▶ _STATED PROBLEM_
Copy out all the lines where "output" shows up.

-- DATA RECORDS start --

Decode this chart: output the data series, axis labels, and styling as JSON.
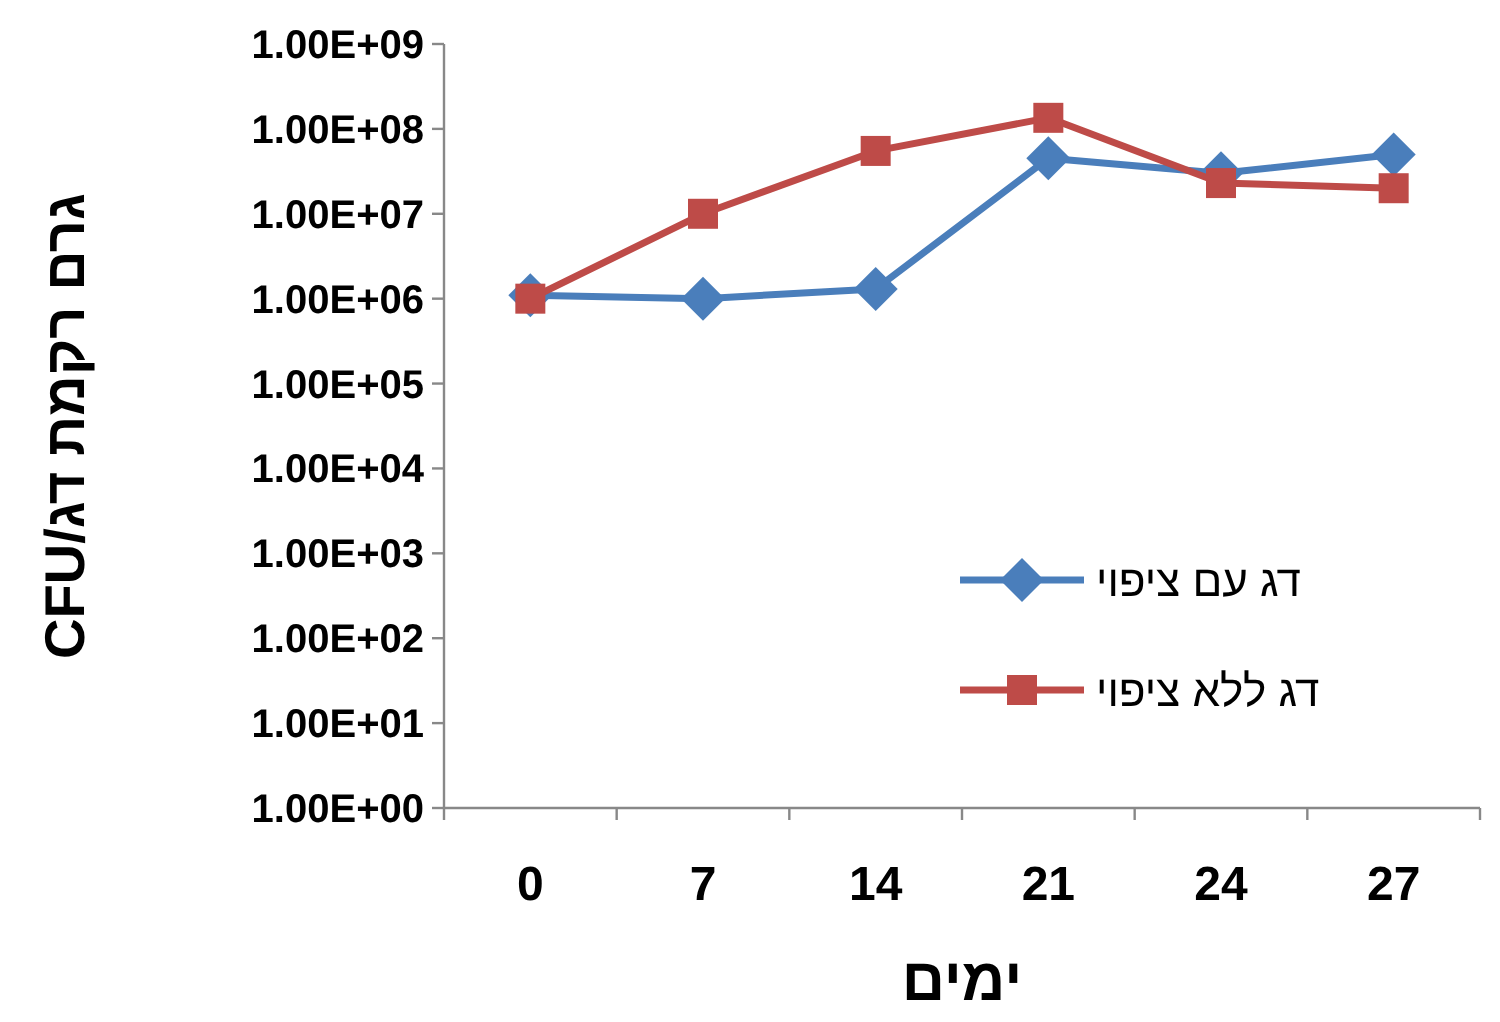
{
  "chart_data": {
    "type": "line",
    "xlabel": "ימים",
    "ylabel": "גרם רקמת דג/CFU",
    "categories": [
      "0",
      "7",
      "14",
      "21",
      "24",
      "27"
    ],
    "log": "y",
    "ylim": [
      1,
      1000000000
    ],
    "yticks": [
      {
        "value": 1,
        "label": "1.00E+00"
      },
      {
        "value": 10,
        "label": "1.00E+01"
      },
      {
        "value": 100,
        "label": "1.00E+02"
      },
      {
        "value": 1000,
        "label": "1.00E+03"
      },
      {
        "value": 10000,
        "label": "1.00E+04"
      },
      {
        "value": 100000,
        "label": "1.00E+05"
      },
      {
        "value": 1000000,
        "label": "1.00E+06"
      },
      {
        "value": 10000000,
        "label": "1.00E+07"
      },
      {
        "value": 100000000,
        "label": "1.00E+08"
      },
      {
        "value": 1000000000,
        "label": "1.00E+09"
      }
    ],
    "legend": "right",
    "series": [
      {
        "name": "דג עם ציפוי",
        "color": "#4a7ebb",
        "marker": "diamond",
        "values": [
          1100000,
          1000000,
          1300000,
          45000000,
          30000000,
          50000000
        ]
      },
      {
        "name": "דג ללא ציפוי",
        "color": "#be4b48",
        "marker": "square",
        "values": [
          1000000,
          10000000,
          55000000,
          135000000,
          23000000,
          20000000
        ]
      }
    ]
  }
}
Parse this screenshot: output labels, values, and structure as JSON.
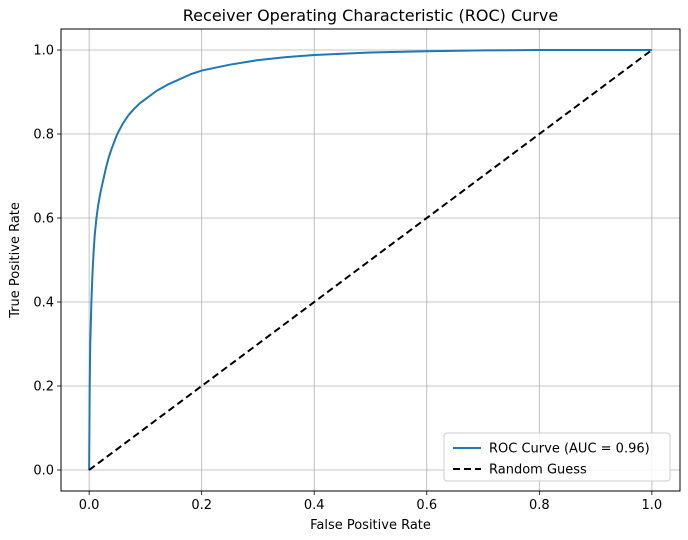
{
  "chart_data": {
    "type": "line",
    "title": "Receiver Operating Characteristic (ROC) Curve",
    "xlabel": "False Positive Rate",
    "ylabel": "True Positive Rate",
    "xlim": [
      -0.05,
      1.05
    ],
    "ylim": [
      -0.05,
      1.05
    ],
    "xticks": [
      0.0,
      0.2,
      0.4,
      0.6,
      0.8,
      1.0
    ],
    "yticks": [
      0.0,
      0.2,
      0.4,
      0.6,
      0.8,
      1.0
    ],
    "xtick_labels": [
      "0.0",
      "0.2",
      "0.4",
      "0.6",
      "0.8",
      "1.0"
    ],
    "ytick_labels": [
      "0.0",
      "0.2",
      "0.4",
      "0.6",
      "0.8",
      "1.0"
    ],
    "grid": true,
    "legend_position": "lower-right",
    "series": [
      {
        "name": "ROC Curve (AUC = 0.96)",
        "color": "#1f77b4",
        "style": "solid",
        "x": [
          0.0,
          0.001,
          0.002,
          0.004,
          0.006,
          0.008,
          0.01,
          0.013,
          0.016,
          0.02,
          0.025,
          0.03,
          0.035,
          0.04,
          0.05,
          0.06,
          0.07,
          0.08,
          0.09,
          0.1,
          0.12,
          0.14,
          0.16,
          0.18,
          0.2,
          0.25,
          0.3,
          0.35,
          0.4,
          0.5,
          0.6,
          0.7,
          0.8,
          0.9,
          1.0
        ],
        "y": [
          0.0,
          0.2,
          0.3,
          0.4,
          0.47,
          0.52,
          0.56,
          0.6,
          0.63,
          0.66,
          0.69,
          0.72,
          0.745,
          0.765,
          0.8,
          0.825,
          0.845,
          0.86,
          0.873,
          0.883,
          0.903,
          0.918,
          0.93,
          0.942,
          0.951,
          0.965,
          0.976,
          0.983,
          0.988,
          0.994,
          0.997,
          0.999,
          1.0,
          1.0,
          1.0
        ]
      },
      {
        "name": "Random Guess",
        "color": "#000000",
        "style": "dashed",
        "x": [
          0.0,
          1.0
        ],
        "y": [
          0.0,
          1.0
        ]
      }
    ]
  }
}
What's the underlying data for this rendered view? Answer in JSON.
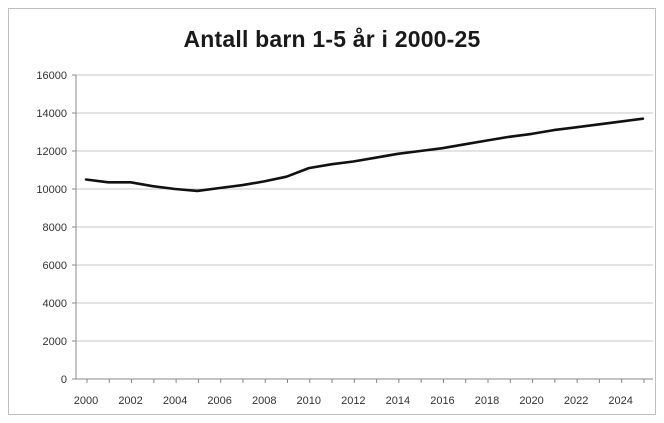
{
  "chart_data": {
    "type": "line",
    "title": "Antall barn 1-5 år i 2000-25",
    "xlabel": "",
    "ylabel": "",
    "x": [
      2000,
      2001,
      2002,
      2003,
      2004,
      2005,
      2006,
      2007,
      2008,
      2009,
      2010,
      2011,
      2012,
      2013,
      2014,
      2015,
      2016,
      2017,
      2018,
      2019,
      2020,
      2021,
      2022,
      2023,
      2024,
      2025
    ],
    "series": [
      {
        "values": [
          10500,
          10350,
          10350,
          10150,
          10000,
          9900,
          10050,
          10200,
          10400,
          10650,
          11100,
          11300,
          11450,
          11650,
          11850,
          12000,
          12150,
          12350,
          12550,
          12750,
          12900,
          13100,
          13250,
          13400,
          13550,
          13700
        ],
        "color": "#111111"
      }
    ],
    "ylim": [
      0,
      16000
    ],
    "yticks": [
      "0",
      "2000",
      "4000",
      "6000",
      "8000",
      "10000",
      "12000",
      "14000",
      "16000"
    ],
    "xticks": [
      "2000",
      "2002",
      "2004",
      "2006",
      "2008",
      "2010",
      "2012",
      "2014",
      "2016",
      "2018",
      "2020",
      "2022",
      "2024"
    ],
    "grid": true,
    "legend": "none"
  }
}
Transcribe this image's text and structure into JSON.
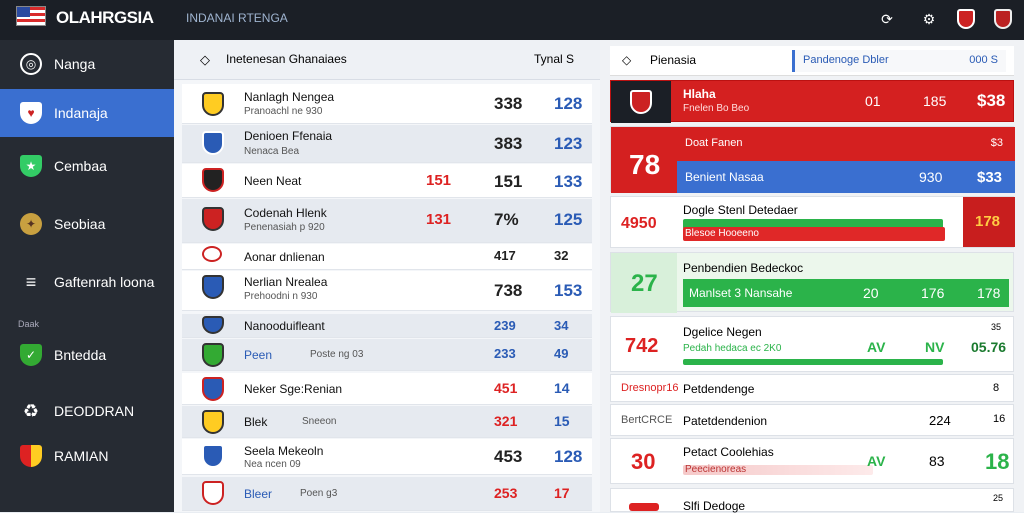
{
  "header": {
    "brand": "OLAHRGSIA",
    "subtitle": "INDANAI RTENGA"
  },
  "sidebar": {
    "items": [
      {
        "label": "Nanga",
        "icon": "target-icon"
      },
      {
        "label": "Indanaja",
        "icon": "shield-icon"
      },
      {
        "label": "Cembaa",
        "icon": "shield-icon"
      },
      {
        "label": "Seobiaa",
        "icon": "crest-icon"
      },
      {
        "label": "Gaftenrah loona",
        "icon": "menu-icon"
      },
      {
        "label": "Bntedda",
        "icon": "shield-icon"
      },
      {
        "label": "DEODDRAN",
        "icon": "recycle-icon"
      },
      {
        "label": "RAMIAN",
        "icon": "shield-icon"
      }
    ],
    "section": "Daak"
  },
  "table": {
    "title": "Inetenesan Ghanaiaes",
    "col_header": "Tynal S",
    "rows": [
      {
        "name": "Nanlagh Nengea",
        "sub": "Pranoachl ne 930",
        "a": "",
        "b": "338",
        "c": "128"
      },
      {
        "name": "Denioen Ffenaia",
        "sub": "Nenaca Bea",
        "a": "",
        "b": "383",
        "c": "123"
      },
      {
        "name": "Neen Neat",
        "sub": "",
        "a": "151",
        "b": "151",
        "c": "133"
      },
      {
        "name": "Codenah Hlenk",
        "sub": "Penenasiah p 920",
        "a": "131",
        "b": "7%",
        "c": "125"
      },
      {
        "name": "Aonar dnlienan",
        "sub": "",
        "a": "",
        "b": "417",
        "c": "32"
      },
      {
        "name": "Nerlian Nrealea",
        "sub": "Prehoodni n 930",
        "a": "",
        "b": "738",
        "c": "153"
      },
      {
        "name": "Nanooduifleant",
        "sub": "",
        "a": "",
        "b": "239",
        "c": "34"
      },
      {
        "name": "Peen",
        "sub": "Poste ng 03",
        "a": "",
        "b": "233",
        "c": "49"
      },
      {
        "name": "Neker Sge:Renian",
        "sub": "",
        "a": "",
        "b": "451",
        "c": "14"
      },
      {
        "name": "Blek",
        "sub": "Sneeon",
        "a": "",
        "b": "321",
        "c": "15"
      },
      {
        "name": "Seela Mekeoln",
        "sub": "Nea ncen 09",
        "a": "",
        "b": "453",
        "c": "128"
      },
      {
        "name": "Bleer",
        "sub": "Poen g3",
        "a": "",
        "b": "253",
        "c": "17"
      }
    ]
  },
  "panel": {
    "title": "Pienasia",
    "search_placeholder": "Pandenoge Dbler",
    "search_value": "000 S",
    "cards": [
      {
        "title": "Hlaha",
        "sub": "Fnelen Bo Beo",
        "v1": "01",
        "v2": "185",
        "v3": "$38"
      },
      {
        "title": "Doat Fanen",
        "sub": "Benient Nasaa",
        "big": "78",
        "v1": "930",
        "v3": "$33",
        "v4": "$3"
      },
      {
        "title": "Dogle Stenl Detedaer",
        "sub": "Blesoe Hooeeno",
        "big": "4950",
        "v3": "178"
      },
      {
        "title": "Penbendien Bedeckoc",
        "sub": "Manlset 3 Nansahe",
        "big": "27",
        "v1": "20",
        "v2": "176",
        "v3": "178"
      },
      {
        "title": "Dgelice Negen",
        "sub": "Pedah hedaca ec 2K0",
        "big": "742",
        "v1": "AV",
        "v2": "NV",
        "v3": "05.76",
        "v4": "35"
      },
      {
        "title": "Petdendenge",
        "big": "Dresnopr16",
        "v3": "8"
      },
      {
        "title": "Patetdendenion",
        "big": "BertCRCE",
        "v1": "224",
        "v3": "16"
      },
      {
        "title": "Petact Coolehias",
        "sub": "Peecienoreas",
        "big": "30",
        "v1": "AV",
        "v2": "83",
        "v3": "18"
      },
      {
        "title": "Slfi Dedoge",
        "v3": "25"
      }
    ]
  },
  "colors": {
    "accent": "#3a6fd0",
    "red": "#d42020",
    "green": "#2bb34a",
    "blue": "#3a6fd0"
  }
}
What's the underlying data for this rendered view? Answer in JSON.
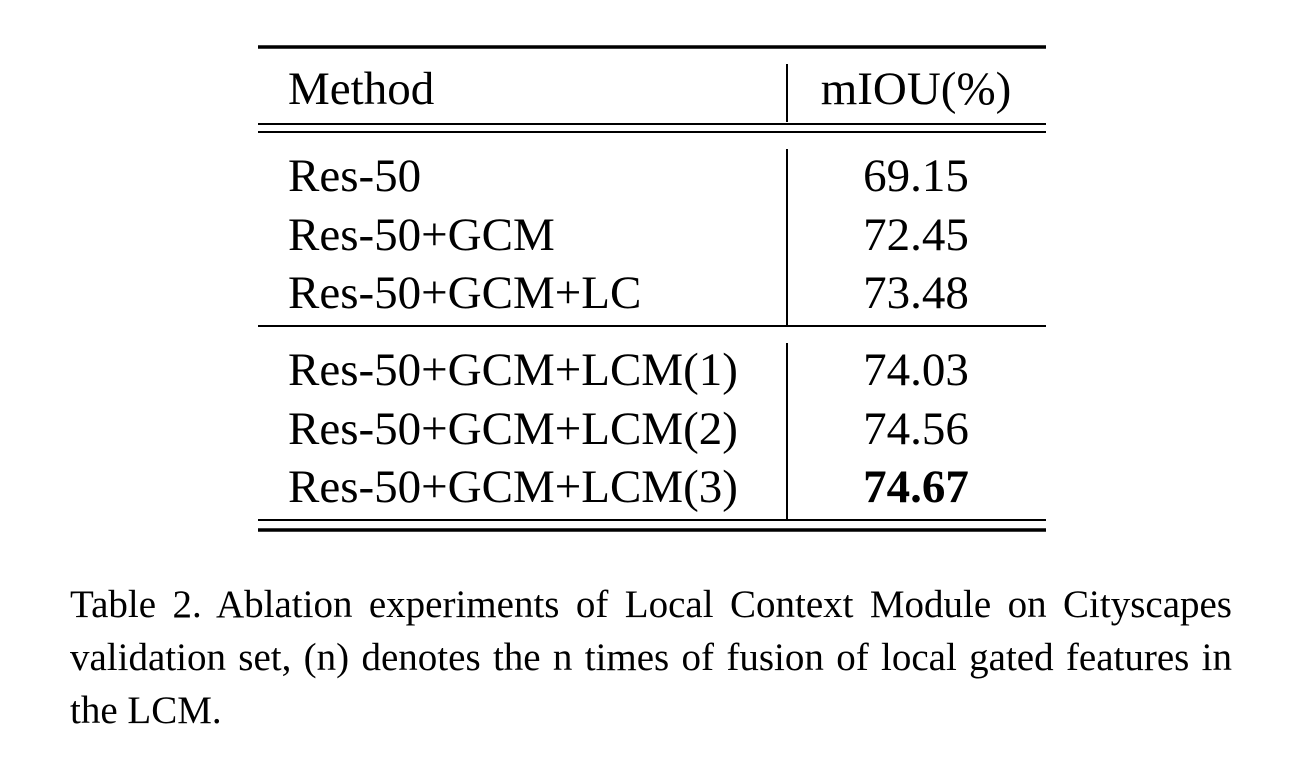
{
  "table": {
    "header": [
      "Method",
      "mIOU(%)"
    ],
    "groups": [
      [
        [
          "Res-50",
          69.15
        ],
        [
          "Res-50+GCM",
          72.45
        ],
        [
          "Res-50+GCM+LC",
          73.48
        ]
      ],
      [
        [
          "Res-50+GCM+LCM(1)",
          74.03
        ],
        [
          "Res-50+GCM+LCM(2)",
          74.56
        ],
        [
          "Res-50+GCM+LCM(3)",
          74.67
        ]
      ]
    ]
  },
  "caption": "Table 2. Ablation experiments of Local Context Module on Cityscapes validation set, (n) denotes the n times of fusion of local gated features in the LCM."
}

-- DATA RECORDS end --

▶ _EXERCISE SOLUTION_
Decode this chart: output the data series, axis labels, and styling as JSON.
Parse this screenshot: output labels, values, and structure as JSON.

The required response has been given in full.